(Task to complete):
The records that follow are to be repeated without alteration.

Begin Source material

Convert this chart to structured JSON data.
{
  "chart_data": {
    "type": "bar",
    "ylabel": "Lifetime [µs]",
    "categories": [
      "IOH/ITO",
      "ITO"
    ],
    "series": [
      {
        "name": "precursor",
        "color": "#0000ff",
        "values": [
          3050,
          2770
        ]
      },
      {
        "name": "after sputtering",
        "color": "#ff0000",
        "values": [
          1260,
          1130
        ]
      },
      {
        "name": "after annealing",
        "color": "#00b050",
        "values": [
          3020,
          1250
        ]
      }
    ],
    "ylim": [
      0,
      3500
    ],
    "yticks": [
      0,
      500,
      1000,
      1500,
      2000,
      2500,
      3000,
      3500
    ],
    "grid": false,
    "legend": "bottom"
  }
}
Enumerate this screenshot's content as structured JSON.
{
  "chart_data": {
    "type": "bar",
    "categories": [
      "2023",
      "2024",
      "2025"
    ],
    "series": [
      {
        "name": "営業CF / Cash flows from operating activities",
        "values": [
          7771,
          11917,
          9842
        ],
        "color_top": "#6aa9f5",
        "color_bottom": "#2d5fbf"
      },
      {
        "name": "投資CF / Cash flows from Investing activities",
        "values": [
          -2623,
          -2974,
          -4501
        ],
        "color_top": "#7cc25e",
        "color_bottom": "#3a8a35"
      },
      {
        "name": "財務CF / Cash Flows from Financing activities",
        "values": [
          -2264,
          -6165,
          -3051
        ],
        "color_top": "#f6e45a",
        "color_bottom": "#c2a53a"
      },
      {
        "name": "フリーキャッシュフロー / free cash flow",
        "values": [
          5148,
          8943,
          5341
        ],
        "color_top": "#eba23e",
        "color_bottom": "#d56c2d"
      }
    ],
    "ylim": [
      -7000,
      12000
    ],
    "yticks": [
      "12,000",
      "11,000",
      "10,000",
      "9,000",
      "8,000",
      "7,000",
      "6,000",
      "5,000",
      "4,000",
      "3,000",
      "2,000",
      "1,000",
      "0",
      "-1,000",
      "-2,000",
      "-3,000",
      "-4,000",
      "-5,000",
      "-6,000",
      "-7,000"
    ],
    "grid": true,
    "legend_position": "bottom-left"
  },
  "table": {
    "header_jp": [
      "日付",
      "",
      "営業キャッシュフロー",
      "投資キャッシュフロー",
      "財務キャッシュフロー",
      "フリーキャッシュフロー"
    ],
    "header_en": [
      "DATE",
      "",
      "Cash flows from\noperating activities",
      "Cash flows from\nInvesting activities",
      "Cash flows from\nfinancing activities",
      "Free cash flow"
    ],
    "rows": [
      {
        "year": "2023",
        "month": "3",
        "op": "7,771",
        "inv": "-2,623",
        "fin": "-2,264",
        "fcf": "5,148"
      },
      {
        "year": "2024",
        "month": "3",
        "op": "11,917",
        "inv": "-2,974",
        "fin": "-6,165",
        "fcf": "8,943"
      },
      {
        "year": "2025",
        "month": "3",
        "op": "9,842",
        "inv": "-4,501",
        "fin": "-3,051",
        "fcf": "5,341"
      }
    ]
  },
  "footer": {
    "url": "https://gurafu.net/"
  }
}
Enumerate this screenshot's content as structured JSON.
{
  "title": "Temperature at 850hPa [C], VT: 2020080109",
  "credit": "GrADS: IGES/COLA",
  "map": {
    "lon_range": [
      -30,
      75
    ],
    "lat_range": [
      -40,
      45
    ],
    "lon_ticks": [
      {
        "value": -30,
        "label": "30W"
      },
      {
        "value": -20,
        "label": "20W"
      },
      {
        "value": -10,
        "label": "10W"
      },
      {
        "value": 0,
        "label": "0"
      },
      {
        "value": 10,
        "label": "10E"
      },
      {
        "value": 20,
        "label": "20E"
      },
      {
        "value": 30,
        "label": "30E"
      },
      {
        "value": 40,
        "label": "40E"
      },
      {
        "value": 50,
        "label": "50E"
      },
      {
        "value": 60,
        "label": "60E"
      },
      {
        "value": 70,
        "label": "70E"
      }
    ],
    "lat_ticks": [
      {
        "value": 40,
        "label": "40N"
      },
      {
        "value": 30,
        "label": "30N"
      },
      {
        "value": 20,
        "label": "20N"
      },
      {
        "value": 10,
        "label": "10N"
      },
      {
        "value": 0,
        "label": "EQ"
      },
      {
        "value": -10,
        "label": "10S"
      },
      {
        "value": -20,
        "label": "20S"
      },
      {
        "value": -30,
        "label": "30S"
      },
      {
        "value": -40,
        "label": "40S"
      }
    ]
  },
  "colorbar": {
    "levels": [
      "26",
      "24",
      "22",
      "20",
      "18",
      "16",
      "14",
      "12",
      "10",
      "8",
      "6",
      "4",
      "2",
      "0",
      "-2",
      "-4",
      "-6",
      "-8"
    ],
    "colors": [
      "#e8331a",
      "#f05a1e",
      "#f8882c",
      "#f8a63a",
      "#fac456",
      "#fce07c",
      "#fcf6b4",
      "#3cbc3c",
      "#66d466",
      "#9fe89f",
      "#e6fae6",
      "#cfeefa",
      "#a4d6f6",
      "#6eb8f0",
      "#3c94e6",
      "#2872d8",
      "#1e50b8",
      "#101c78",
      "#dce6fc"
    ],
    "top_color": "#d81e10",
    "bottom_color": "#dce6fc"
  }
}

End Source material

(Finished exercise):
Convert this chart to structured JSON data.
{
  "chart_data": {
    "type": "bar",
    "ylabel": "Lifetime [µs]",
    "categories": [
      "IOH/ITO",
      "ITO"
    ],
    "series": [
      {
        "name": "precursor",
        "color": "#0000ff",
        "values": [
          3050,
          2770
        ]
      },
      {
        "name": "after sputtering",
        "color": "#ff0000",
        "values": [
          1260,
          1130
        ]
      },
      {
        "name": "after annealing",
        "color": "#00b050",
        "values": [
          3020,
          1250
        ]
      }
    ],
    "ylim": [
      0,
      3500
    ],
    "yticks": [
      0,
      500,
      1000,
      1500,
      2000,
      2500,
      3000,
      3500
    ],
    "grid": false,
    "legend": "bottom"
  }
}
Enumerate this screenshot's content as structured JSON.
{
  "chart_data": {
    "type": "bar",
    "categories": [
      "2023",
      "2024",
      "2025"
    ],
    "series": [
      {
        "name": "営業CF / Cash flows from operating activities",
        "values": [
          7771,
          11917,
          9842
        ],
        "color_top": "#6aa9f5",
        "color_bottom": "#2d5fbf"
      },
      {
        "name": "投資CF / Cash flows from Investing activities",
        "values": [
          -2623,
          -2974,
          -4501
        ],
        "color_top": "#7cc25e",
        "color_bottom": "#3a8a35"
      },
      {
        "name": "財務CF / Cash Flows from Financing activities",
        "values": [
          -2264,
          -6165,
          -3051
        ],
        "color_top": "#f6e45a",
        "color_bottom": "#c2a53a"
      },
      {
        "name": "フリーキャッシュフロー / free cash flow",
        "values": [
          5148,
          8943,
          5341
        ],
        "color_top": "#eba23e",
        "color_bottom": "#d56c2d"
      }
    ],
    "ylim": [
      -7000,
      12000
    ],
    "yticks": [
      "12,000",
      "11,000",
      "10,000",
      "9,000",
      "8,000",
      "7,000",
      "6,000",
      "5,000",
      "4,000",
      "3,000",
      "2,000",
      "1,000",
      "0",
      "-1,000",
      "-2,000",
      "-3,000",
      "-4,000",
      "-5,000",
      "-6,000",
      "-7,000"
    ],
    "grid": true,
    "legend_position": "bottom-left"
  },
  "table": {
    "header_jp": [
      "日付",
      "",
      "営業キャッシュフロー",
      "投資キャッシュフロー",
      "財務キャッシュフロー",
      "フリーキャッシュフロー"
    ],
    "header_en": [
      "DATE",
      "",
      "Cash flows from\noperating activities",
      "Cash flows from\nInvesting activities",
      "Cash flows from\nfinancing activities",
      "Free cash flow"
    ],
    "rows": [
      {
        "year": "2023",
        "month": "3",
        "op": "7,771",
        "inv": "-2,623",
        "fin": "-2,264",
        "fcf": "5,148"
      },
      {
        "year": "2024",
        "month": "3",
        "op": "11,917",
        "inv": "-2,974",
        "fin": "-6,165",
        "fcf": "8,943"
      },
      {
        "year": "2025",
        "month": "3",
        "op": "9,842",
        "inv": "-4,501",
        "fin": "-3,051",
        "fcf": "5,341"
      }
    ]
  },
  "footer": {
    "url": "https://gurafu.net/"
  }
}
Enumerate this screenshot's content as structured JSON.
{
  "title": "Temperature at 850hPa [C], VT: 2020080109",
  "credit": "GrADS: IGES/COLA",
  "map": {
    "lon_range": [
      -30,
      75
    ],
    "lat_range": [
      -40,
      45
    ],
    "lon_ticks": [
      {
        "value": -30,
        "label": "30W"
      },
      {
        "value": -20,
        "label": "20W"
      },
      {
        "value": -10,
        "label": "10W"
      },
      {
        "value": 0,
        "label": "0"
      },
      {
        "value": 10,
        "label": "10E"
      },
      {
        "value": 20,
        "label": "20E"
      },
      {
        "value": 30,
        "label": "30E"
      },
      {
        "value": 40,
        "label": "40E"
      },
      {
        "value": 50,
        "label": "50E"
      },
      {
        "value": 60,
        "label": "60E"
      },
      {
        "value": 70,
        "label": "70E"
      }
    ],
    "lat_ticks": [
      {
        "value": 40,
        "label": "40N"
      },
      {
        "value": 30,
        "label": "30N"
      },
      {
        "value": 20,
        "label": "20N"
      },
      {
        "value": 10,
        "label": "10N"
      },
      {
        "value": 0,
        "label": "EQ"
      },
      {
        "value": -10,
        "label": "10S"
      },
      {
        "value": -20,
        "label": "20S"
      },
      {
        "value": -30,
        "label": "30S"
      },
      {
        "value": -40,
        "label": "40S"
      }
    ]
  },
  "colorbar": {
    "levels": [
      "26",
      "24",
      "22",
      "20",
      "18",
      "16",
      "14",
      "12",
      "10",
      "8",
      "6",
      "4",
      "2",
      "0",
      "-2",
      "-4",
      "-6",
      "-8"
    ],
    "colors": [
      "#e8331a",
      "#f05a1e",
      "#f8882c",
      "#f8a63a",
      "#fac456",
      "#fce07c",
      "#fcf6b4",
      "#3cbc3c",
      "#66d466",
      "#9fe89f",
      "#e6fae6",
      "#cfeefa",
      "#a4d6f6",
      "#6eb8f0",
      "#3c94e6",
      "#2872d8",
      "#1e50b8",
      "#101c78",
      "#dce6fc"
    ],
    "top_color": "#d81e10",
    "bottom_color": "#dce6fc"
  }
}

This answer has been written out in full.